WRITTEN PROBLEM:
Return all of the data exactly, with nothing left out but the pictures.

DATA RECORDS:
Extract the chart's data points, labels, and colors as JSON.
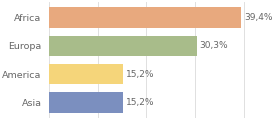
{
  "categories": [
    "Africa",
    "Europa",
    "America",
    "Asia"
  ],
  "values": [
    39.4,
    30.3,
    15.2,
    15.2
  ],
  "labels": [
    "39,4%",
    "30,3%",
    "15,2%",
    "15,2%"
  ],
  "bar_colors": [
    "#e8a97e",
    "#a8bc8a",
    "#f5d57a",
    "#7b8fbf"
  ],
  "background_color": "#ffffff",
  "xlim": [
    0,
    47
  ],
  "bar_height": 0.72,
  "label_fontsize": 6.5,
  "tick_fontsize": 6.8,
  "grid_color": "#e0e0e0",
  "text_color": "#666666"
}
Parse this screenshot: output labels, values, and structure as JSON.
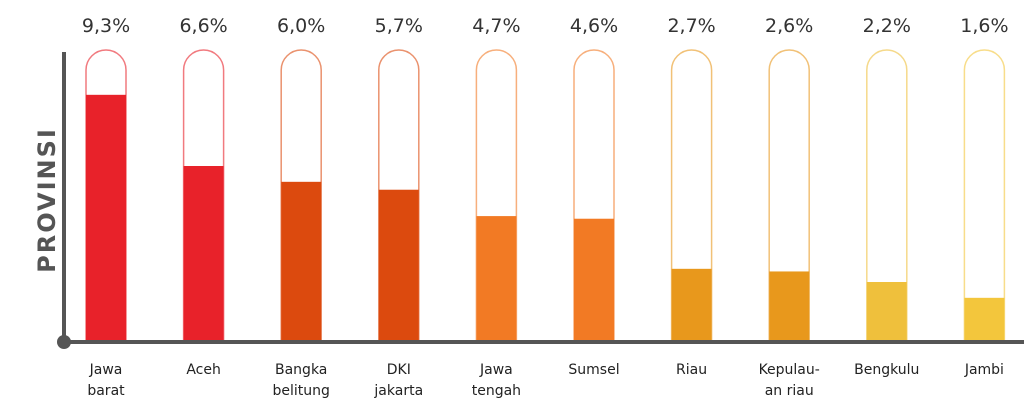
{
  "chart_data": {
    "type": "bar",
    "y_label": "PROVINSI",
    "categories": [
      "Jawa\nbarat",
      "Aceh",
      "Bangka\nbelitung",
      "DKI\njakarta",
      "Jawa\ntengah",
      "Sumsel",
      "Riau",
      "Kepulau-\nan riau",
      "Bengkulu",
      "Jambi"
    ],
    "values": [
      9.3,
      6.6,
      6.0,
      5.7,
      4.7,
      4.6,
      2.7,
      2.6,
      2.2,
      1.6
    ],
    "value_labels": [
      "9,3%",
      "6,6%",
      "6,0%",
      "5,7%",
      "4,7%",
      "4,6%",
      "2,7%",
      "2,6%",
      "2,2%",
      "1,6%"
    ],
    "colors": [
      "#e8222a",
      "#e8222a",
      "#dc4a0e",
      "#dc4a0e",
      "#f27a24",
      "#f27a24",
      "#e8981c",
      "#e8981c",
      "#efc03c",
      "#f3c63c"
    ],
    "ylim": [
      0,
      11
    ]
  }
}
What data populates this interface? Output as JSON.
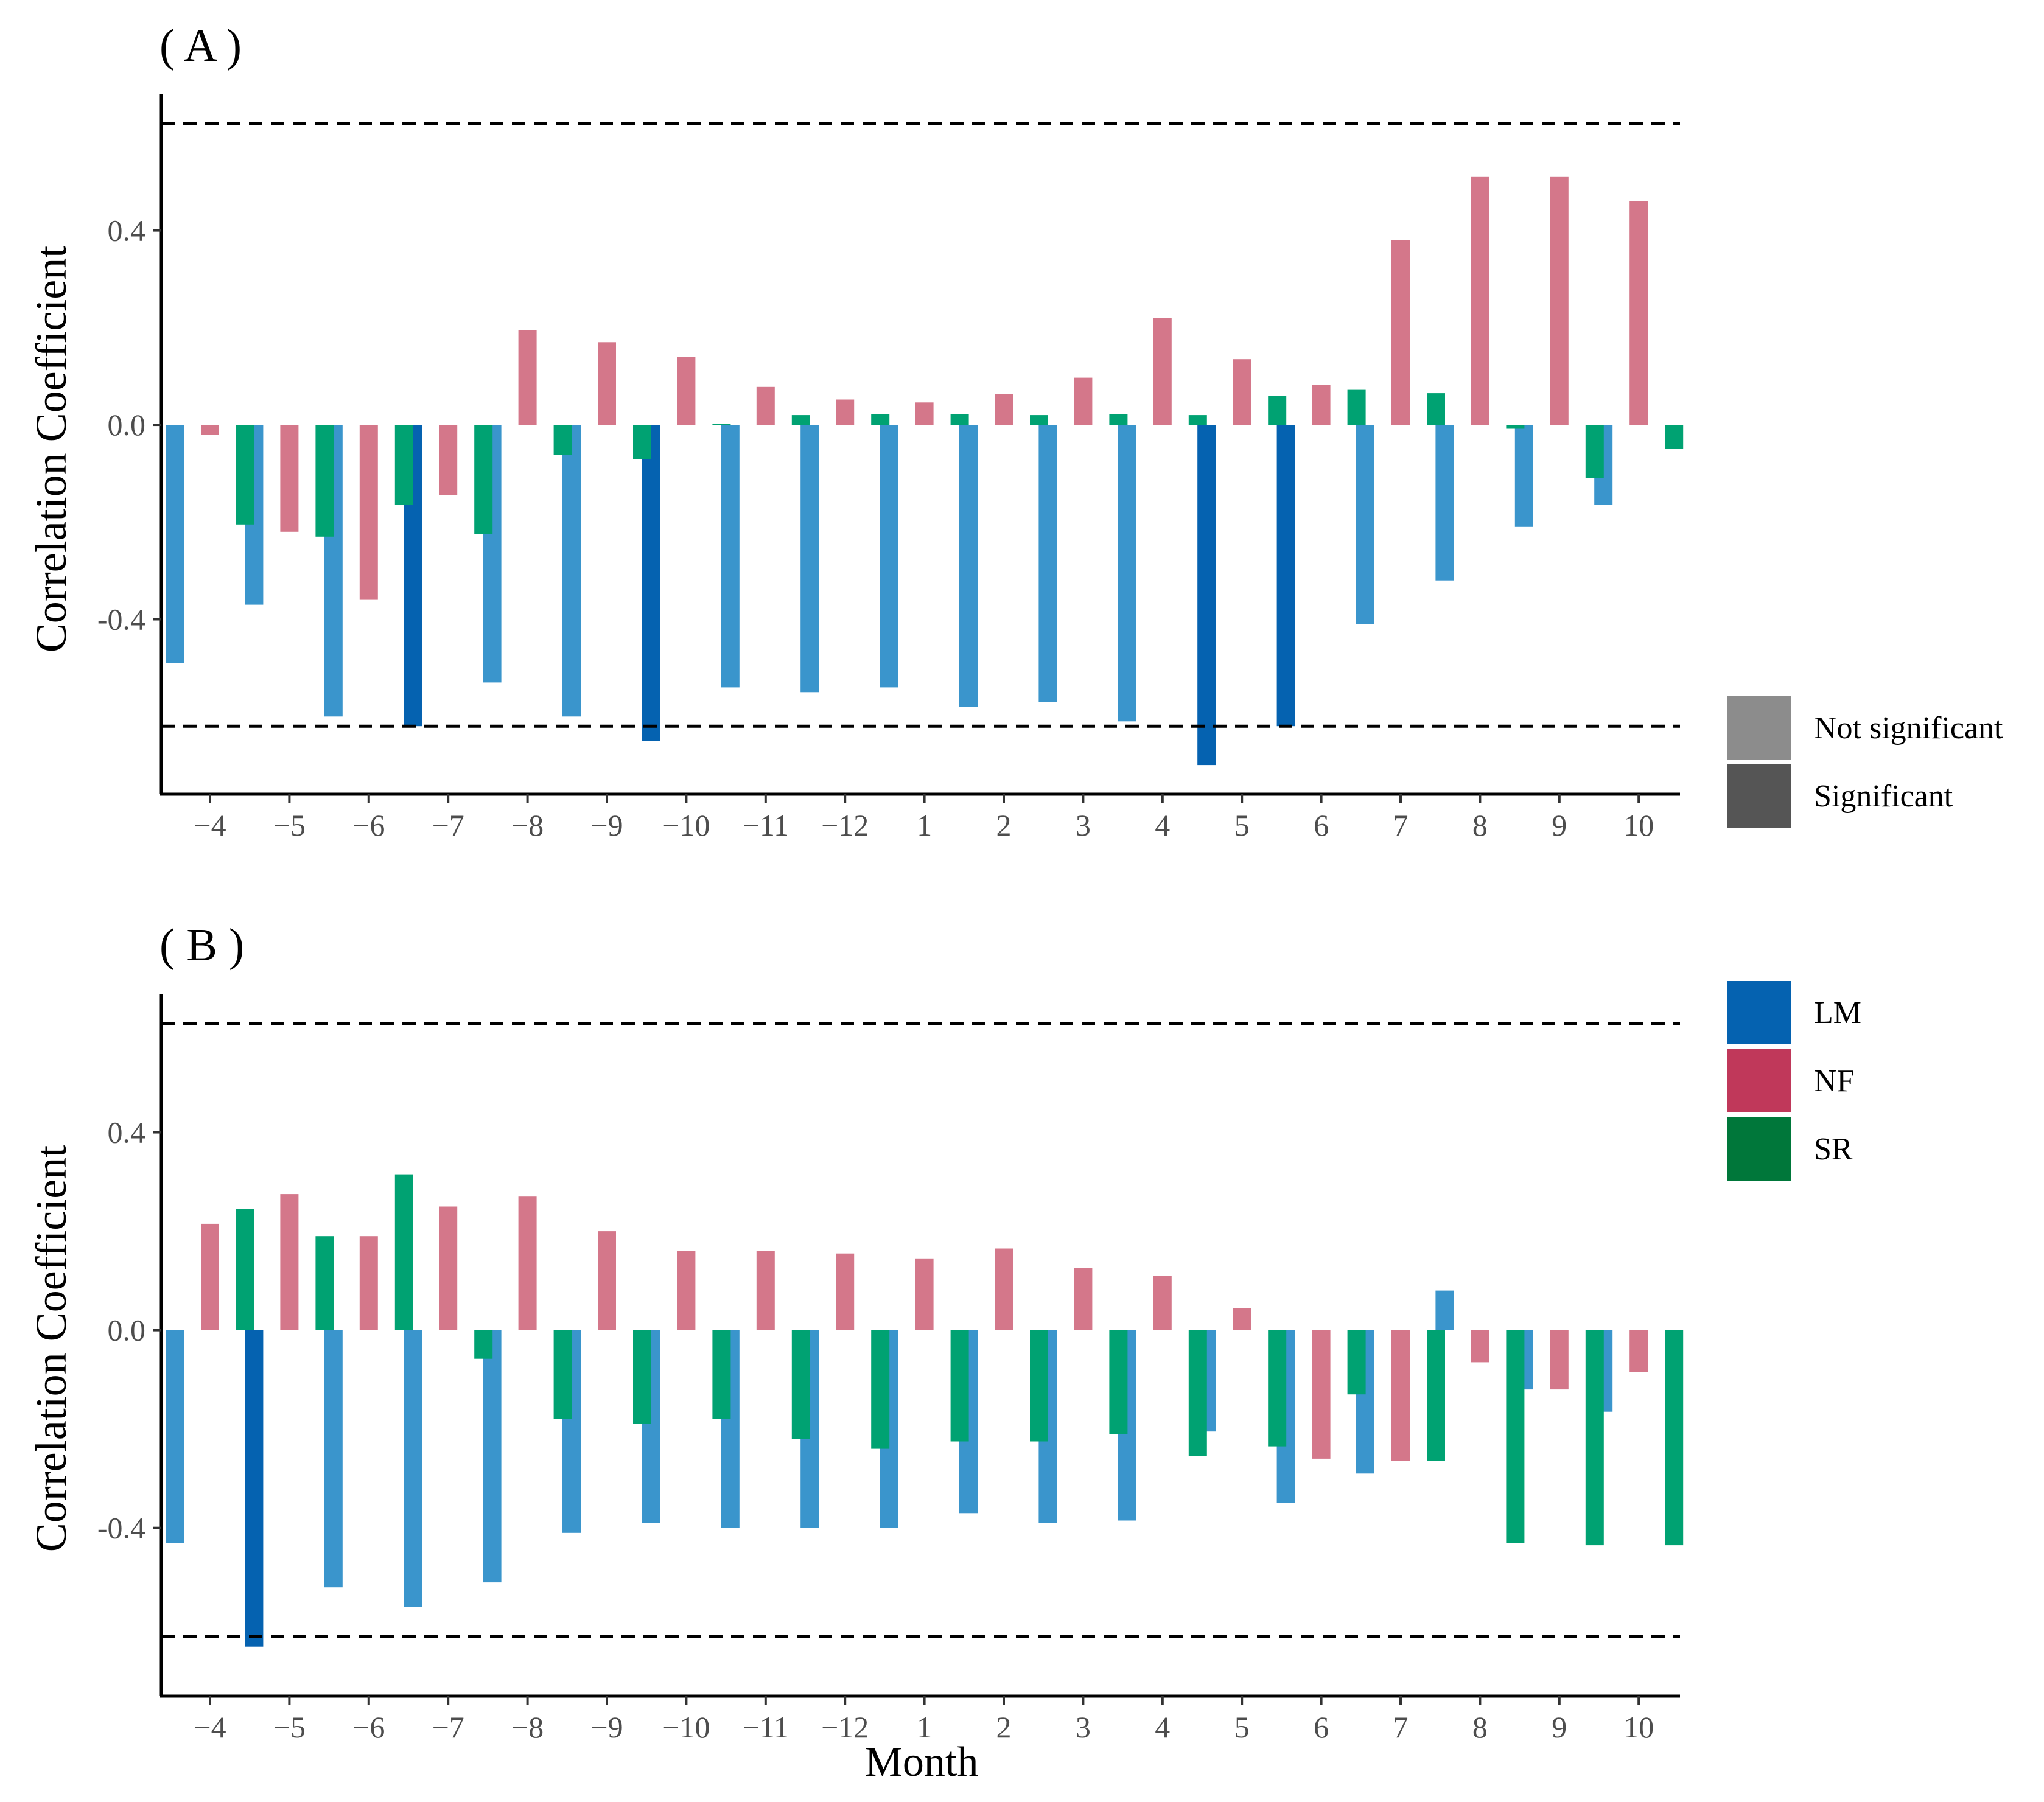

REPLY:
Extract the chart's data points, labels, and colors as JSON.
{
  "categories": [
    "Africa",
    "Europa",
    "America",
    "Asia"
  ],
  "values": [
    39.4,
    30.3,
    15.2,
    15.2
  ],
  "labels": [
    "39,4%",
    "30,3%",
    "15,2%",
    "15,2%"
  ],
  "bar_colors": [
    "#e8a97e",
    "#a8bc8a",
    "#f5d57a",
    "#7b8fbf"
  ],
  "background_color": "#ffffff",
  "xlim": [
    0,
    47
  ],
  "bar_height": 0.72,
  "label_fontsize": 6.5,
  "tick_fontsize": 6.8,
  "grid_color": "#e0e0e0",
  "text_color": "#666666"
}
Parse this screenshot: output labels, values, and structure as JSON.
{
  "chart_data": {
    "type": "bar",
    "y_label": "PROVINSI",
    "categories": [
      "Jawa\nbarat",
      "Aceh",
      "Bangka\nbelitung",
      "DKI\njakarta",
      "Jawa\ntengah",
      "Sumsel",
      "Riau",
      "Kepulau-\nan riau",
      "Bengkulu",
      "Jambi"
    ],
    "values": [
      9.3,
      6.6,
      6.0,
      5.7,
      4.7,
      4.6,
      2.7,
      2.6,
      2.2,
      1.6
    ],
    "value_labels": [
      "9,3%",
      "6,6%",
      "6,0%",
      "5,7%",
      "4,7%",
      "4,6%",
      "2,7%",
      "2,6%",
      "2,2%",
      "1,6%"
    ],
    "colors": [
      "#e8222a",
      "#e8222a",
      "#dc4a0e",
      "#dc4a0e",
      "#f27a24",
      "#f27a24",
      "#e8981c",
      "#e8981c",
      "#efc03c",
      "#f3c63c"
    ],
    "ylim": [
      0,
      11
    ]
  }
}
What data populates this interface? Output as JSON.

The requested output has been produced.